# Document section
====

After reading several replies, yes, it's load balancing that I want to 
do.  That looks very promising to solve the front-end machine problem.

I have started looking around for load balancer devices, there seem to 
be a quite a few on the market, they seem to be in the US$10K range.
Some of them like Cisco's LocalDirector product seem to work in
conjunction with a router.  It's possible that my ISP has one of
these or something similar.

A quite cool one is here, only 1U high and fully redundant:

http://www.loadbalancer.org/modules.php?name=Content&pa=showpage&pid=9

I'll look more into freevrrpd and loadd.

On the shared disk side, I've not found the perfect solution (yet).
This does seem to be a sticky problem.  Several of you have said I
don't want to do this.  Well, I think I do and worst case, I'll end up 
using a separate HA configured box and nfs mount it like Compaq's
prolient cluster thingy.  I haven't give up looking for a better
solution though.

The need for having a shared writable file system mainly comes from
having shell users with home directories and mail boxes.  I have had
great resistance from the users trying to move mailboxes into another
format other than plain mbox format.  i.e. moving mail into mysql
would not be a popular idea.

====

# Provided information
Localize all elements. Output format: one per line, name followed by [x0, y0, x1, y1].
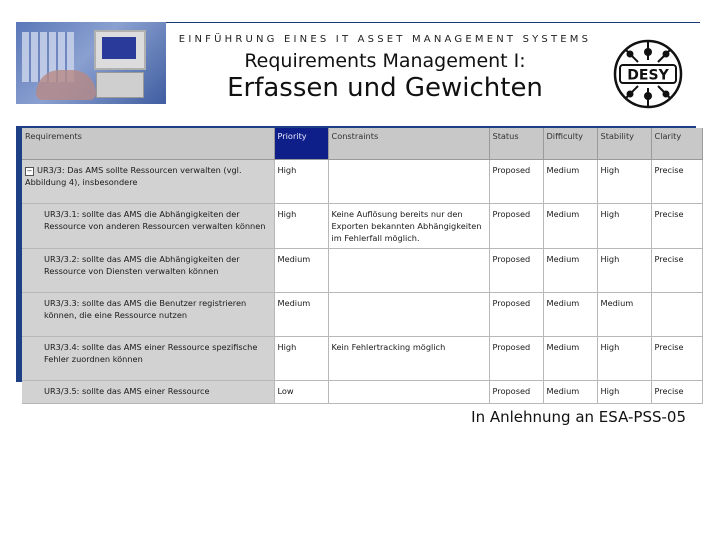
collapse-icon[interactable]: − [26, 167, 33, 175]
clarity-cell[interactable]: Precise [651, 160, 702, 204]
difficulty-cell[interactable]: Medium [543, 293, 597, 337]
table-header-row [22, 128, 702, 160]
requirements-table-screenshot [16, 126, 696, 396]
clarity-cell[interactable]: Precise [651, 337, 702, 381]
monitor-graphic [94, 30, 146, 70]
column-header-clarity[interactable]: Clarity [651, 128, 702, 160]
clarity-cell[interactable]: Precise [651, 249, 702, 293]
priority-cell[interactable]: High [274, 204, 328, 249]
stability-cell[interactable]: High [597, 160, 651, 204]
clarity-cell[interactable]: Precise [651, 204, 702, 249]
table-row[interactable] [22, 204, 702, 249]
column-header-requirements[interactable]: Requirements [22, 128, 274, 160]
requirement-text: UR3/3: Das AMS sollte Ressourcen verwalten (vgl. Abbildung 4), insbesondere [25, 165, 242, 187]
difficulty-cell[interactable]: Medium [543, 204, 597, 249]
constraints-cell[interactable] [328, 381, 489, 404]
stability-cell[interactable]: High [597, 381, 651, 404]
table-row[interactable] [22, 160, 702, 204]
priority-cell[interactable]: High [274, 160, 328, 204]
table-row[interactable] [22, 381, 702, 404]
column-header-status[interactable]: Status [489, 128, 543, 160]
stability-cell[interactable]: Medium [597, 293, 651, 337]
desy-logo [612, 38, 684, 110]
column-header-constraints[interactable]: Constraints [328, 128, 489, 160]
hand-graphic [36, 70, 96, 100]
stability-cell[interactable]: High [597, 204, 651, 249]
table-row[interactable] [22, 337, 702, 381]
source-footnote: In Anlehnung an ESA-PSS-05 [471, 408, 686, 426]
difficulty-cell[interactable]: Medium [543, 160, 597, 204]
priority-cell[interactable]: Medium [274, 249, 328, 293]
status-cell[interactable]: Proposed [489, 293, 543, 337]
priority-cell[interactable]: Low [274, 381, 328, 404]
constraints-cell[interactable] [328, 160, 489, 204]
requirement-cell[interactable]: UR3/3.3: sollte das AMS die Benutzer registrieren können, die eine Ressource nutzen [22, 293, 274, 337]
stability-cell[interactable]: High [597, 249, 651, 293]
table-row[interactable] [22, 293, 702, 337]
status-cell[interactable]: Proposed [489, 337, 543, 381]
requirement-cell[interactable]: UR3/3.5: sollte das AMS einer Ressource [22, 381, 274, 404]
priority-cell[interactable]: High [274, 337, 328, 381]
header-caption: EINFÜHRUNG EINES IT ASSET MANAGEMENT SYSTEMS [178, 34, 592, 45]
page-title: Erfassen und Gewichten [227, 73, 543, 103]
constraints-cell[interactable] [328, 249, 489, 293]
desy-logo-text: DESY [627, 67, 669, 84]
difficulty-cell[interactable]: Medium [543, 381, 597, 404]
column-header-difficulty[interactable]: Difficulty [543, 128, 597, 160]
column-header-priority[interactable]: Priority [274, 128, 328, 160]
table-row[interactable] [22, 249, 702, 293]
page-subtitle: Requirements Management I: [244, 50, 526, 72]
priority-cell[interactable]: Medium [274, 293, 328, 337]
constraints-cell[interactable] [328, 293, 489, 337]
requirement-cell[interactable] [22, 160, 274, 204]
column-header-stability[interactable]: Stability [597, 128, 651, 160]
difficulty-cell[interactable]: Medium [543, 249, 597, 293]
requirement-cell[interactable]: UR3/3.4: sollte das AMS einer Ressource spezifische Fehler zuordnen können [22, 337, 274, 381]
status-cell[interactable]: Proposed [489, 160, 543, 204]
computer-case-graphic [96, 72, 144, 98]
header-computer-photo [16, 22, 166, 104]
status-cell[interactable]: Proposed [489, 249, 543, 293]
requirement-cell[interactable]: UR3/3.2: sollte das AMS die Abhängigkeiten der Ressource von Diensten verwalten können [22, 249, 274, 293]
constraints-cell[interactable]: Keine Auflösung bereits nur den Exporten bekannten Abhängigkeiten im Fehlerfall möglich. [328, 204, 489, 249]
stability-cell[interactable]: High [597, 337, 651, 381]
clarity-cell[interactable]: Precise [651, 381, 702, 404]
requirement-cell[interactable]: UR3/3.1: sollte das AMS die Abhängigkeiten der Ressource von anderen Ressourcen verwalten können [22, 204, 274, 249]
constraints-cell[interactable]: Kein Fehlertracking möglich [328, 337, 489, 381]
clarity-cell[interactable] [651, 293, 702, 337]
status-cell[interactable]: Proposed [489, 204, 543, 249]
status-cell[interactable]: Proposed [489, 381, 543, 404]
requirements-grid-viewport [22, 128, 692, 396]
difficulty-cell[interactable]: Medium [543, 337, 597, 381]
requirements-table [22, 128, 703, 404]
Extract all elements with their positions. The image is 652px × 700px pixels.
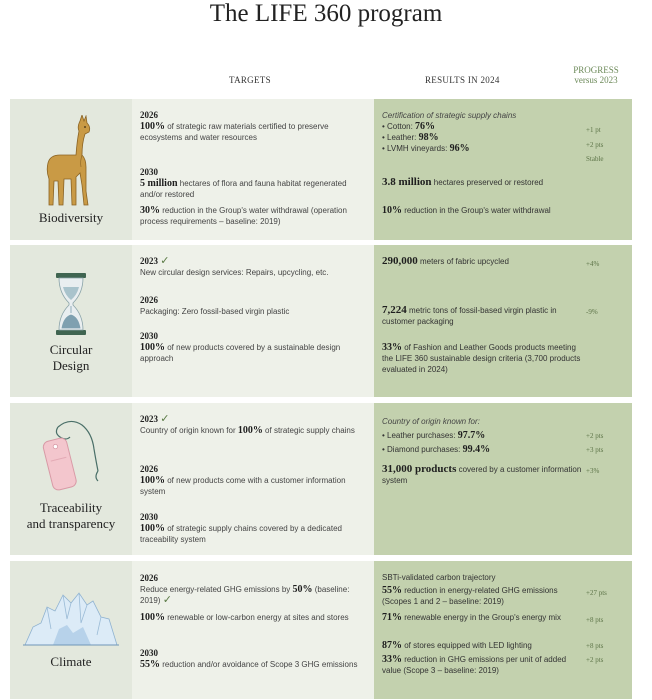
traceability-label-line1: Traceability: [39, 500, 103, 515]
traceability-target-2023: [140, 414, 360, 436]
target-year: 2026: [140, 110, 158, 120]
result-line: [382, 132, 582, 143]
result-text: of stores equipped with LED lighting: [402, 641, 532, 650]
result-label: • Leather purchases:: [382, 431, 458, 440]
target-text: (baseline: 2019): [140, 585, 350, 605]
biodiversity-result-hectares: [382, 177, 582, 188]
target-text: of strategic raw materials certified to preserve ecosystems and water resources: [140, 122, 329, 142]
result-text: reduction in GHG emissions per unit of added value (Scope 3 – baseline: 2019): [382, 655, 567, 675]
biodiversity-target-water: [140, 205, 360, 227]
circular-target-2023: [140, 256, 360, 278]
target-value: 55%: [140, 659, 160, 670]
target-value: 30%: [140, 205, 160, 216]
result-label: • Diamond purchases:: [382, 445, 463, 454]
target-text: of new products come with a customer information system: [140, 476, 346, 496]
result-line: [382, 430, 582, 441]
traceability-label-line2: and transparency: [26, 516, 116, 531]
result-value: 31,000 products: [382, 463, 457, 475]
target-value: 100%: [140, 475, 165, 486]
climate-label: Climate: [50, 654, 92, 669]
checkmark-icon: ✓: [162, 594, 172, 606]
result-label: • LVMH vineyards:: [382, 144, 450, 153]
result-label: • Leather:: [382, 133, 419, 142]
result-value: 290,000: [382, 255, 418, 267]
target-value: 100%: [140, 612, 165, 623]
circular-result-design: [382, 342, 582, 375]
target-text: of strategic supply chains covered by a dedicated traceability system: [140, 524, 342, 544]
result-value: 97.7%: [457, 430, 486, 441]
traceability-result-origin: [382, 416, 582, 455]
target-value: 5 million: [140, 178, 178, 189]
target-text: reduction in the Group's water withdrawal (operation process requirements – baseline: 2019): [140, 206, 347, 226]
target-value: 100%: [140, 342, 165, 353]
hourglass-icon: [10, 273, 132, 335]
progress-value: +8 pts: [586, 616, 604, 624]
target-value: 50%: [292, 584, 313, 595]
target-year: 2030: [140, 331, 158, 341]
progress-header: [560, 65, 632, 85]
traceability-target-2026: [140, 464, 360, 497]
progress-value: +2 pts: [586, 656, 604, 664]
result-value: 7,224: [382, 304, 407, 316]
result-heading: Country of origin known for:: [382, 417, 480, 426]
target-year: 2030: [140, 648, 158, 658]
result-value: 87%: [382, 640, 402, 651]
result-text: covered by a customer information system: [382, 465, 582, 485]
result-line: [382, 143, 582, 154]
target-text: Packaging: Zero fossil-based virgin plastic: [140, 307, 290, 316]
target-year: [140, 414, 360, 425]
traceability-label: [10, 500, 132, 532]
climate-target-2030: [140, 648, 360, 670]
iceberg-icon: [10, 589, 132, 647]
target-text: Country of origin known for: [140, 426, 238, 435]
checkmark-icon: ✓: [160, 413, 170, 425]
target-year: 2030: [140, 167, 158, 177]
circular-result-fabric: [382, 256, 582, 267]
result-text: of Fashion and Leather Goods products meeting the LIFE 360 sustainable design criteria (3,700 products evaluated in 2024): [382, 343, 581, 374]
tag-icon: [10, 419, 132, 497]
climate-target-energy: [140, 612, 360, 623]
result-value: 96%: [449, 143, 470, 154]
progress-value: +2 pts: [586, 432, 604, 440]
target-year: 2026: [140, 573, 158, 583]
biodiversity-result-certification: [382, 110, 582, 154]
result-value: 3.8 million: [382, 176, 432, 188]
progress-header-line1: PROGRESS: [573, 65, 619, 75]
result-value: 33%: [382, 342, 402, 353]
target-year: 2026: [140, 295, 158, 305]
circular-label-line2: Design: [52, 358, 90, 373]
climate-result-renewable: [382, 612, 582, 623]
target-year-text: 2023: [140, 256, 158, 266]
result-line: [382, 121, 582, 132]
target-text: hectares of flora and fauna habitat regenerated and/or restored: [140, 179, 347, 199]
result-value: 33%: [382, 654, 402, 665]
progress-value: +3%: [586, 467, 600, 475]
page-title: The LIFE 360 program: [209, 0, 443, 27]
target-year-text: 2023: [140, 414, 158, 424]
progress-value: +2 pts: [586, 141, 604, 149]
checkmark-icon: ✓: [160, 255, 170, 267]
result-text: reduction in energy-related GHG emissions (Scopes 1 and 2 – baseline: 2019): [382, 586, 558, 606]
climate-result-scope3: [382, 654, 582, 676]
target-text: renewable or low-carbon energy at sites and stores: [165, 613, 349, 622]
target-value: 100%: [140, 121, 165, 132]
results-header: RESULTS IN 2024: [425, 75, 500, 85]
target-year: 2026: [140, 464, 158, 474]
biodiversity-result-water: [382, 205, 582, 216]
traceability-target-2030: [140, 512, 360, 545]
result-text: reduction in the Group's water withdrawal: [402, 206, 551, 215]
climate-target-2026: [140, 573, 360, 606]
progress-header-line2: versus 2023: [574, 75, 618, 85]
result-heading: SBTi-validated carbon trajectory: [382, 573, 496, 582]
progress-value: +8 pts: [586, 642, 604, 650]
target-text: of new products covered by a sustainable design approach: [140, 343, 341, 363]
climate-result-led: [382, 640, 582, 651]
result-value: 10%: [382, 205, 402, 216]
result-value: 99.4%: [462, 444, 491, 455]
result-value: 55%: [382, 585, 402, 596]
result-value: 76%: [415, 121, 436, 132]
target-year: 2030: [140, 512, 158, 522]
target-text: reduction and/or avoidance of Scope 3 GHG emissions: [160, 660, 358, 669]
target-year: [140, 256, 360, 267]
progress-value: +27 pts: [586, 589, 607, 597]
result-text: meters of fabric upcycled: [417, 257, 509, 266]
progress-value: +3 pts: [586, 446, 604, 454]
target-value: 100%: [140, 523, 165, 534]
result-line: [382, 444, 582, 455]
targets-header: TARGETS: [229, 75, 271, 85]
biodiversity-target-2030: [140, 167, 360, 200]
circular-label-line1: Circular: [49, 342, 93, 357]
result-heading: Certification of strategic supply chains: [382, 111, 517, 120]
target-text: Reduce energy-related GHG emissions by: [140, 585, 293, 594]
progress-value: Stable: [586, 155, 604, 163]
circular-target-2026: [140, 295, 360, 317]
result-text: metric tons of fossil-based virgin plastic in customer packaging: [382, 306, 557, 326]
biodiversity-target-2026: [140, 110, 360, 143]
circular-result-plastic: [382, 305, 582, 327]
progress-value: +4%: [586, 260, 600, 268]
circular-target-2030: [140, 331, 360, 364]
progress-value: -9%: [586, 308, 598, 316]
progress-value: +1 pt: [586, 126, 601, 134]
biodiversity-label: Biodiversity: [38, 210, 104, 225]
climate-result-trajectory: [382, 572, 582, 583]
circular-label: [10, 342, 132, 374]
target-text: New circular design services: Repairs, upcycling, etc.: [140, 268, 329, 277]
result-value: 98%: [418, 132, 439, 143]
result-text: renewable energy in the Group's energy mix: [402, 613, 561, 622]
target-value: 100%: [237, 425, 263, 436]
climate-result-ghg: [382, 585, 582, 607]
target-text: of strategic supply chains: [262, 426, 355, 435]
traceability-result-products: [382, 464, 582, 486]
vicuna-icon: [10, 115, 132, 207]
result-value: 71%: [382, 612, 402, 623]
result-text: hectares preserved or restored: [431, 178, 544, 187]
result-label: • Cotton:: [382, 122, 416, 131]
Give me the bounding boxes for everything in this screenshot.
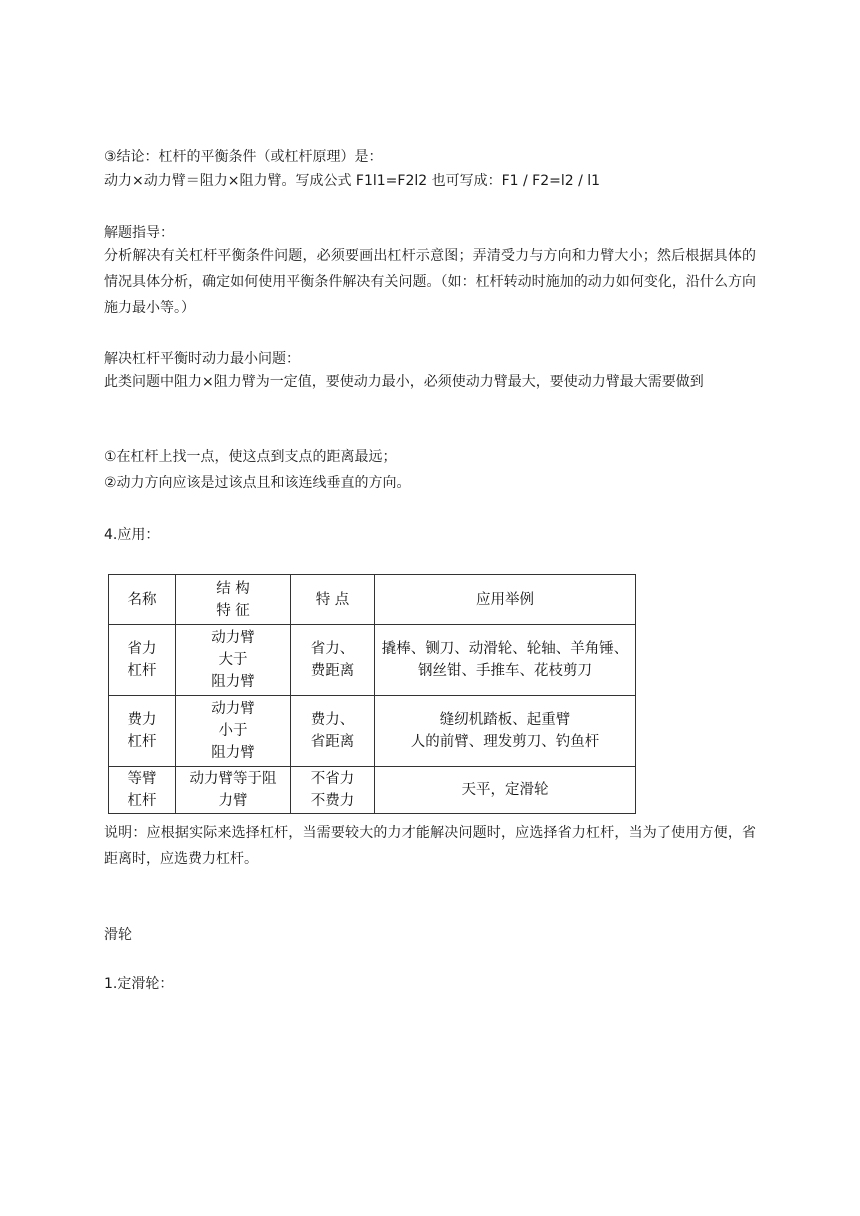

====

# To-do list
a. In the load balancing post, what price range do load balancer devices on the market seem to fall in?
b. From the load balancing post, reproduce the passage starting with "Some of them" and going on through "freevrrpd and loadd.".

# Responses to the tasks
a. They seem to be in the US$10K range.

b.
Some of them like Cisco's LocalDirector product seem to work in
conjunction with a router.  It's possible that my ISP has one of
these or something similar.

A quite cool one is here, only 1U high and fully redundant:

http://www.loadbalancer.org/modules.php?name=Content&pa=showpage&pid=9

I'll look more into freevrrpd and loadd.